#### GIVEN TEXT
Imported From: https://issues.scala-lang.org/browse/SI-5298?orig=1
Reporter: @Blaisorblade
Affected Versions: 2.9.1

@adriaanm said (edited on Jan 24, 2012 4:04:41 PM UTC):
with Paul's recent experiments of priming type vars with the parameter's bounds, maybe a tweak to how we compute the "direction" in which we solve type vars based on the variance positions in which they occur could suffice for inferring Bar instead of Nothing in code like:

def foo[T <: Bar]: T = ...
foo // Nothing inferred, could infer Bar

@Blaisorblade said (edited on Jan 26, 2012 4:44:04 PM UTC):
Hi,
I don't understand whether fixing that example would also fix the code I reported.
Maybe I'm being dense here, but my code is more similar to:

def foo[A, B <: Traversable[A]](base: B) = null
foo(List(1))

which gives:

<console>:9: error: inferred type arguments [Nothing,List[Int]] do not conform to method foo's type parameter bounds [A,B <: Traversable[A]]
              foo(List(1))

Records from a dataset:
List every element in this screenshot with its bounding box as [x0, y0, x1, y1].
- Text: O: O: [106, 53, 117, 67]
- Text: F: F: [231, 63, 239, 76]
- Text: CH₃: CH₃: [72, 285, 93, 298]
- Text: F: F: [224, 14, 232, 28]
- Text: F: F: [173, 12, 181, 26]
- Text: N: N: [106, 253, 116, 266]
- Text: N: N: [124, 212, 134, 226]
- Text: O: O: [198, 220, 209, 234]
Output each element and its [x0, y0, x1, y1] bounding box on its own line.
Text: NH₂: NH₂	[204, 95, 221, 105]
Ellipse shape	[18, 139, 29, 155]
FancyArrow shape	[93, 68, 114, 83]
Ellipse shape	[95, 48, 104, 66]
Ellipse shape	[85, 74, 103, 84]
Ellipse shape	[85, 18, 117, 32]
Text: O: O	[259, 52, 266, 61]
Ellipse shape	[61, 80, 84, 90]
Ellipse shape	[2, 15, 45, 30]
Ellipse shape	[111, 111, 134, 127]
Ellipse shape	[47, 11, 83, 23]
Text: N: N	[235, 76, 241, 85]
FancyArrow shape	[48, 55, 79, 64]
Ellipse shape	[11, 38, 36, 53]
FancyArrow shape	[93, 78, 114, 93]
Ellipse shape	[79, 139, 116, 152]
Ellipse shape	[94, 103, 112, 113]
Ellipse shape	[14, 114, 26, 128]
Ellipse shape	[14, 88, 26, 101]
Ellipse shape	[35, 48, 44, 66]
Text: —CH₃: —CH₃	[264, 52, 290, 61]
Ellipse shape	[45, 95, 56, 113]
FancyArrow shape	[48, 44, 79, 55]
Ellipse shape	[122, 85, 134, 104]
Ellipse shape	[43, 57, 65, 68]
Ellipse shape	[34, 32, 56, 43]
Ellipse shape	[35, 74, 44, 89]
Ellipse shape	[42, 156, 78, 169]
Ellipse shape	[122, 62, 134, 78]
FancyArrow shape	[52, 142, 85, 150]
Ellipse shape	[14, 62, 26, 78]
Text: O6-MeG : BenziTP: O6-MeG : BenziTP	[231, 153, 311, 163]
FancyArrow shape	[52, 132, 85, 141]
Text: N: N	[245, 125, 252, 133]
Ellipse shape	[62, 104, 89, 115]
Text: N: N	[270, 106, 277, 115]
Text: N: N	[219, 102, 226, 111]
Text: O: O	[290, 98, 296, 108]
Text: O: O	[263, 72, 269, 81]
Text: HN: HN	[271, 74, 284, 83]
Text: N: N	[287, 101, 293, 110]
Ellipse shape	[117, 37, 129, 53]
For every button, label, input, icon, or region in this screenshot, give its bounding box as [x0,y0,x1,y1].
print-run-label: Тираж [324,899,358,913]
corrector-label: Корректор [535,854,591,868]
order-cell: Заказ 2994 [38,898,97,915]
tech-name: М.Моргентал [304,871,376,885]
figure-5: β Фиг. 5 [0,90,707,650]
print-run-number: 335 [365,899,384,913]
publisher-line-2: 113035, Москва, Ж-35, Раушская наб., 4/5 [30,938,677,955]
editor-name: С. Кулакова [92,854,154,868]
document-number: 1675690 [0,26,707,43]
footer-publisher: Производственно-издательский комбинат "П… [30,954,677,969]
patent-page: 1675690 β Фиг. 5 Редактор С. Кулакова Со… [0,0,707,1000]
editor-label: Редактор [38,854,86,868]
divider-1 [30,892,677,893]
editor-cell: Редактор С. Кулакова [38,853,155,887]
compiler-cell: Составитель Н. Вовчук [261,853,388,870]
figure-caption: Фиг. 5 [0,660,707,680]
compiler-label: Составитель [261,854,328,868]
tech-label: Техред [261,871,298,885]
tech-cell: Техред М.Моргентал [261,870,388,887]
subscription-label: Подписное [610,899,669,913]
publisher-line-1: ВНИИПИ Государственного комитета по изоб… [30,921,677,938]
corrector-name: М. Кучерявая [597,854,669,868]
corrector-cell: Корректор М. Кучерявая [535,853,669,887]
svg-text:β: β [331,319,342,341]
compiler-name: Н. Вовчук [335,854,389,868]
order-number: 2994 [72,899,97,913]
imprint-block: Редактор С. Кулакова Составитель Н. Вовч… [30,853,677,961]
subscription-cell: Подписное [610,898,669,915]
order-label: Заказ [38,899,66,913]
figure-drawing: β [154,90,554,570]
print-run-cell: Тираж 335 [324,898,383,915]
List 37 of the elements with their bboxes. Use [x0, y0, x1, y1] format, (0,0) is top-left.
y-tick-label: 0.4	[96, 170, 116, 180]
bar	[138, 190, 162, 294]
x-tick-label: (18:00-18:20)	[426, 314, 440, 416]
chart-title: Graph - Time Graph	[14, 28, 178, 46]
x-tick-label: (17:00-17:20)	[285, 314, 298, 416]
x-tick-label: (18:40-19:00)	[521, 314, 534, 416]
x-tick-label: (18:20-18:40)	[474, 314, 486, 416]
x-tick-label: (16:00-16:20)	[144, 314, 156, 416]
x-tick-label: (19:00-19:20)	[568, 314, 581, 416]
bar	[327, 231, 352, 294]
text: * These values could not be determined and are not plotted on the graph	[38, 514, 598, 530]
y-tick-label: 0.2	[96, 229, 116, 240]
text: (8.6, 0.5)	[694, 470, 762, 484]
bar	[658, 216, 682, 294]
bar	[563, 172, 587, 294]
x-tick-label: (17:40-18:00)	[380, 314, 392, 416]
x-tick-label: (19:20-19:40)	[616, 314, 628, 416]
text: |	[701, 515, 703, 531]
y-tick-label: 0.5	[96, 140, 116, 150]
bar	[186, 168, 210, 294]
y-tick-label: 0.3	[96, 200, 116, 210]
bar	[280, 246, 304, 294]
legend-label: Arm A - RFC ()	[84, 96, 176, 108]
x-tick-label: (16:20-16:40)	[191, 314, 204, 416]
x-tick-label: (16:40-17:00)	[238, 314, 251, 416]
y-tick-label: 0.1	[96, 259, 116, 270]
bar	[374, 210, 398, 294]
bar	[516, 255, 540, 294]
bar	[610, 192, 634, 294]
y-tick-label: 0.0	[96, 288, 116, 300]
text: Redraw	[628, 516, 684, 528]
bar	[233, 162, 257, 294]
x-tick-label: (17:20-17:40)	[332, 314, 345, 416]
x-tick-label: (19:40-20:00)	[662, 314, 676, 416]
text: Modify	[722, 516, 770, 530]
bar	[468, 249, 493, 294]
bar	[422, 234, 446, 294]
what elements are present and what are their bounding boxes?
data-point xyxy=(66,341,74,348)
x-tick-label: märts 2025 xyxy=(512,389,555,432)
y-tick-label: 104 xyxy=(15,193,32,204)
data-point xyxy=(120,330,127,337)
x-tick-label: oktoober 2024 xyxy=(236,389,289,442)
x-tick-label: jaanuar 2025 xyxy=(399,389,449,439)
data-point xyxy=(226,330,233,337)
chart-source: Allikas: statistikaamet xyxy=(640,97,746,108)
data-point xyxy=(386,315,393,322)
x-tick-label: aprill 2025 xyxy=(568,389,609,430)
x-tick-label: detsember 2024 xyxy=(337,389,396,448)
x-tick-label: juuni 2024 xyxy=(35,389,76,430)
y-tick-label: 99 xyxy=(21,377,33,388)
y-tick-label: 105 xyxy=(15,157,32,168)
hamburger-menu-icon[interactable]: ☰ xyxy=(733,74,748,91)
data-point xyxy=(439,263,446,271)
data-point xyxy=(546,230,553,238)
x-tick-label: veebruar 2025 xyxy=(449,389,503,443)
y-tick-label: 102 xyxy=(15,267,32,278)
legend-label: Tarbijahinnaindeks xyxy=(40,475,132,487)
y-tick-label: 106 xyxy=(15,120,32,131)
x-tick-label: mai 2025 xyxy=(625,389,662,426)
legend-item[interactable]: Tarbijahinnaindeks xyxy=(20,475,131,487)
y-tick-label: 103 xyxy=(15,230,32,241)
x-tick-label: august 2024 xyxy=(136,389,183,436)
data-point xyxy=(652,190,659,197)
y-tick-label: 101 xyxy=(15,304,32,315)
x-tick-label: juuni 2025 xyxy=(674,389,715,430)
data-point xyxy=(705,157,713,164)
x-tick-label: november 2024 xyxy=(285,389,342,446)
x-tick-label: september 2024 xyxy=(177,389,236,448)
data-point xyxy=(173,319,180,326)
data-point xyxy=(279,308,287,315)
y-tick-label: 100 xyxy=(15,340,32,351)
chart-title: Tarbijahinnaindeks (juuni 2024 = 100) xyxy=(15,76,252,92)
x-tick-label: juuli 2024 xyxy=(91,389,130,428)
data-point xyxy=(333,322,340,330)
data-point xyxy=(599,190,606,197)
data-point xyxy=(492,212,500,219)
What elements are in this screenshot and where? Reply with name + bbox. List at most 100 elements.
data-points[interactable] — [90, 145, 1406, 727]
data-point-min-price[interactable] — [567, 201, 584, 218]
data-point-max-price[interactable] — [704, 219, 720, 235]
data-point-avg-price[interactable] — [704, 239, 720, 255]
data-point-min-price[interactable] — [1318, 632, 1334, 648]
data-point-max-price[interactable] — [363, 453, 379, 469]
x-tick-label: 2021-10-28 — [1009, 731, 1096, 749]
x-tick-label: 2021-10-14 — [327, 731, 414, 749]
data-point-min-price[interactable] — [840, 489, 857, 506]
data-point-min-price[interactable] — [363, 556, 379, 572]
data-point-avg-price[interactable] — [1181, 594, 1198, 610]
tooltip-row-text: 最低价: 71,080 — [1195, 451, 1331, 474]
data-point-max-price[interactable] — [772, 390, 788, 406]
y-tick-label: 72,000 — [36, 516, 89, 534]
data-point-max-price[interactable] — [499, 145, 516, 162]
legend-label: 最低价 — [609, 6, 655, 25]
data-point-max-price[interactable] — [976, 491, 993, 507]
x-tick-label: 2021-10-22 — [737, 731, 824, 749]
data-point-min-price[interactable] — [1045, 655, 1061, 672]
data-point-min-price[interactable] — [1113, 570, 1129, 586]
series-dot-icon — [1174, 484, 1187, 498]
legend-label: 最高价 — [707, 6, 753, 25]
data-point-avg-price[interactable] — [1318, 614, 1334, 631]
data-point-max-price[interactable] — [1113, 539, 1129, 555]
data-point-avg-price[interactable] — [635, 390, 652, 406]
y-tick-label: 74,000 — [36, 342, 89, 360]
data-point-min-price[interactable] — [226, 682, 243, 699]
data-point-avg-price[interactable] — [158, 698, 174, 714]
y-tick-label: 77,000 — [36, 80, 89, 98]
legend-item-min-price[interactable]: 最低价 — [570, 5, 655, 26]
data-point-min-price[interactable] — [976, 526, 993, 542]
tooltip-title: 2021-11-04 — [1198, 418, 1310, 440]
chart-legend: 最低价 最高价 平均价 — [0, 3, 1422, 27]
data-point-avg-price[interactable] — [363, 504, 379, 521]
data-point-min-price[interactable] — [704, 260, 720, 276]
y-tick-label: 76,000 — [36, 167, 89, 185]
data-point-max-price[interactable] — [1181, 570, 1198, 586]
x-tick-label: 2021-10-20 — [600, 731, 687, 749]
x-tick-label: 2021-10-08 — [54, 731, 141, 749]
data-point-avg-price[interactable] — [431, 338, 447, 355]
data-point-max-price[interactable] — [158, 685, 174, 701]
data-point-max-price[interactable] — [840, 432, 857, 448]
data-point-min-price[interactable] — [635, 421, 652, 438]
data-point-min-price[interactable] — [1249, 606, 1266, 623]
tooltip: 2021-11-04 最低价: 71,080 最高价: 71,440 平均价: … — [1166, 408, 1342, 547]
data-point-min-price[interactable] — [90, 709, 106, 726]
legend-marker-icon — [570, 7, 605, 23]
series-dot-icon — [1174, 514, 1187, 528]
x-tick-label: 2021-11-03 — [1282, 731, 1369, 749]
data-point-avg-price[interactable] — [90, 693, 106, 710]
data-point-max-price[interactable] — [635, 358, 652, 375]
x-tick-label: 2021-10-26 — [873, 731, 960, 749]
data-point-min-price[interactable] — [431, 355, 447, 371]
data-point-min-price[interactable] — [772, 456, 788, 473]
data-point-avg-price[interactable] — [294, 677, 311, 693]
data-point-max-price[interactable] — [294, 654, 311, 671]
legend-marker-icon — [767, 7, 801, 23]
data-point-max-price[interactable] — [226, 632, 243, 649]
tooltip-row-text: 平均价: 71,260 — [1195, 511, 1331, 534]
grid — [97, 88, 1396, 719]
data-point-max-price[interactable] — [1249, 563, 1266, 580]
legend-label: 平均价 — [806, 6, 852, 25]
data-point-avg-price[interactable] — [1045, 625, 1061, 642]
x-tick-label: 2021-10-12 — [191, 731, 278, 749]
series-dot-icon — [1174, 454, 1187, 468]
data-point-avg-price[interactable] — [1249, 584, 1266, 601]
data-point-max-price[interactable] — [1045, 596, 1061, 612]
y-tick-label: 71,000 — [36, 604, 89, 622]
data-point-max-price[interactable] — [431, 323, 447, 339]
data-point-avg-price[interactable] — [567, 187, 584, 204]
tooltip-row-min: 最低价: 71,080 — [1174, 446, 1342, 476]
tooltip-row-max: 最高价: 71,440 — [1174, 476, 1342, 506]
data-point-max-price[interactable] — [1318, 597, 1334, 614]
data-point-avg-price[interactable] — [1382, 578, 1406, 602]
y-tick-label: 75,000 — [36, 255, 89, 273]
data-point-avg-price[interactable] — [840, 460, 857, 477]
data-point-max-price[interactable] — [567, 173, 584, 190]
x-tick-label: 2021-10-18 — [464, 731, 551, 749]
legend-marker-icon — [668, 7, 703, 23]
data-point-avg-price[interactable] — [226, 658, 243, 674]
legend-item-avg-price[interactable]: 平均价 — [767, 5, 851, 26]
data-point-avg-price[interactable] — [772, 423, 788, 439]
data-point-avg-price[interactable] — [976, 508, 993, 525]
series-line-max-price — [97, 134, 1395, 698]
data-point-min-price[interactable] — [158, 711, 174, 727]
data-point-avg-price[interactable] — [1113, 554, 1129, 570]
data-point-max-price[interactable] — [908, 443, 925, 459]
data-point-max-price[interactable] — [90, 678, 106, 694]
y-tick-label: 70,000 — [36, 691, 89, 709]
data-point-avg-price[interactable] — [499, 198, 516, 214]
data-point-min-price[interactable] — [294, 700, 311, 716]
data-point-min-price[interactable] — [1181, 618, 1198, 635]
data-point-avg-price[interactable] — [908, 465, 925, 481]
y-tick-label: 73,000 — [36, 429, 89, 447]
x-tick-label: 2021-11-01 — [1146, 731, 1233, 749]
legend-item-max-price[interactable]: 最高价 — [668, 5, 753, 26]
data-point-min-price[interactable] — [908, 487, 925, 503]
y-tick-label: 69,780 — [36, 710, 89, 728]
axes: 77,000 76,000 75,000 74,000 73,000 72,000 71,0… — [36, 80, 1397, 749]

#### STATED PROBLEM 1
Copy the listing from its first line through the line with "Output each element", including both of those lines.
#### STATED PROBLEM 2
Carry on the Scala issue thread about type argument inference from the point where it stops.

#### RESULT 1
List every element in this screenshot with its bounding box as [x0, y0, x1, y1].
- Text: O: O: [106, 53, 117, 67]
- Text: F: F: [231, 63, 239, 76]
- Text: CH₃: CH₃: [72, 285, 93, 298]
- Text: F: F: [224, 14, 232, 28]
- Text: F: F: [173, 12, 181, 26]
- Text: N: N: [106, 253, 116, 266]
- Text: N: N: [124, 212, 134, 226]
- Text: O: O: [198, 220, 209, 234]
Output each element and its [x0, y0, x1, y1] bounding box on its own line.

#### RESULT 2
              ^

there, the problem is in deducing A which is on the right of a subtype constraint. Of course, I'm not sure it makes a difference, that's why I'm asking.

Additionally, Scala's specification request that a constraint system be used for local type inference (Sec. 6.26.4), but according to the specification, both this example with foo and the example you posted should be valid - i.e. it seems that an appropriate substitution exists and that a constraint system should be able to find it. Is that strategy actually implemented?

@adriaanm said:
You're right. That's a separate problem. Type vars that depend on other type vars are not supported well. I'm not sure that can be fixed ( without major changes to the algorithm)

@Blaisorblade said:
I see... but am I also right in my suspicion that the implementation doesn't match the spec?
Anyway, I did propose a workaround for the example I suggested, even if I guess it is a hack and it probably has limitations.

@adriaanm said:
Type inference is not spec'ed, essentially. It's also not that easy to improve it without breaking existing code. We are certainly interested in improving it overall, but I hesitate to add an ad-hoc hack for this case. It needs to be an all-encompassing improvement, with assurances about the effect on existing code, understandability,... That's not going to happen right away. It's just too hard, sorry.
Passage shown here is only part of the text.